Raw records:
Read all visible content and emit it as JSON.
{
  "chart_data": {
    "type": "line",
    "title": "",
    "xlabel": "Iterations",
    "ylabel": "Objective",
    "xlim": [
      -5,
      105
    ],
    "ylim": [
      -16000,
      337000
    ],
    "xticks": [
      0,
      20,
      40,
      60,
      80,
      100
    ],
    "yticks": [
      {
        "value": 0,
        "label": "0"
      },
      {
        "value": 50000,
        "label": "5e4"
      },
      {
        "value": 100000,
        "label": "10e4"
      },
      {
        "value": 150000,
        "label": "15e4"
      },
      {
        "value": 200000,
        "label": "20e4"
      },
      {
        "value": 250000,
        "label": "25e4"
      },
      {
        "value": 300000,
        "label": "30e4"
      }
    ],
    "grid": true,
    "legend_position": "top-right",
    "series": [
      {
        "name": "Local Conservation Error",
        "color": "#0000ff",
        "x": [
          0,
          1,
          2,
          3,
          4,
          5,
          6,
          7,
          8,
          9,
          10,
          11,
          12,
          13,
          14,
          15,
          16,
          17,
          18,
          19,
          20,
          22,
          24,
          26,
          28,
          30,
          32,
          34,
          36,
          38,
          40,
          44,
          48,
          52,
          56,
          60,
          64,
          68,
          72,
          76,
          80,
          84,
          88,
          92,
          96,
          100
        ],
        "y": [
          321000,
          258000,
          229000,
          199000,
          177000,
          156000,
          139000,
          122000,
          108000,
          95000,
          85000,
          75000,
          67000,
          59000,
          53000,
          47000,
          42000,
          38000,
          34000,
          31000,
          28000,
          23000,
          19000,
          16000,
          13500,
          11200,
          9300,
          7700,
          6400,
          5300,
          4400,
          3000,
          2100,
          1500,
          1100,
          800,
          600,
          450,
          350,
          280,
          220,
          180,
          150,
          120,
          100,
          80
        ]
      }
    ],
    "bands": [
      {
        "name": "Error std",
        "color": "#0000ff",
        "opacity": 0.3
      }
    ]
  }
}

What you have to do: Above are some records; extract every one of them exactly.

Response below:
Read all visible content and emit it as JSON.
{
  "chart_data": {
    "type": "line",
    "title": "",
    "xlabel": "Iterations",
    "ylabel": "Objective",
    "xlim": [
      -5,
      105
    ],
    "ylim": [
      -16000,
      337000
    ],
    "xticks": [
      0,
      20,
      40,
      60,
      80,
      100
    ],
    "yticks": [
      {
        "value": 0,
        "label": "0"
      },
      {
        "value": 50000,
        "label": "5e4"
      },
      {
        "value": 100000,
        "label": "10e4"
      },
      {
        "value": 150000,
        "label": "15e4"
      },
      {
        "value": 200000,
        "label": "20e4"
      },
      {
        "value": 250000,
        "label": "25e4"
      },
      {
        "value": 300000,
        "label": "30e4"
      }
    ],
    "grid": true,
    "legend_position": "top-right",
    "series": [
      {
        "name": "Local Conservation Error",
        "color": "#0000ff",
        "x": [
          0,
          1,
          2,
          3,
          4,
          5,
          6,
          7,
          8,
          9,
          10,
          11,
          12,
          13,
          14,
          15,
          16,
          17,
          18,
          19,
          20,
          22,
          24,
          26,
          28,
          30,
          32,
          34,
          36,
          38,
          40,
          44,
          48,
          52,
          56,
          60,
          64,
          68,
          72,
          76,
          80,
          84,
          88,
          92,
          96,
          100
        ],
        "y": [
          321000,
          258000,
          229000,
          199000,
          177000,
          156000,
          139000,
          122000,
          108000,
          95000,
          85000,
          75000,
          67000,
          59000,
          53000,
          47000,
          42000,
          38000,
          34000,
          31000,
          28000,
          23000,
          19000,
          16000,
          13500,
          11200,
          9300,
          7700,
          6400,
          5300,
          4400,
          3000,
          2100,
          1500,
          1100,
          800,
          600,
          450,
          350,
          280,
          220,
          180,
          150,
          120,
          100,
          80
        ]
      }
    ],
    "bands": [
      {
        "name": "Error std",
        "color": "#0000ff",
        "opacity": 0.3
      }
    ]
  }
}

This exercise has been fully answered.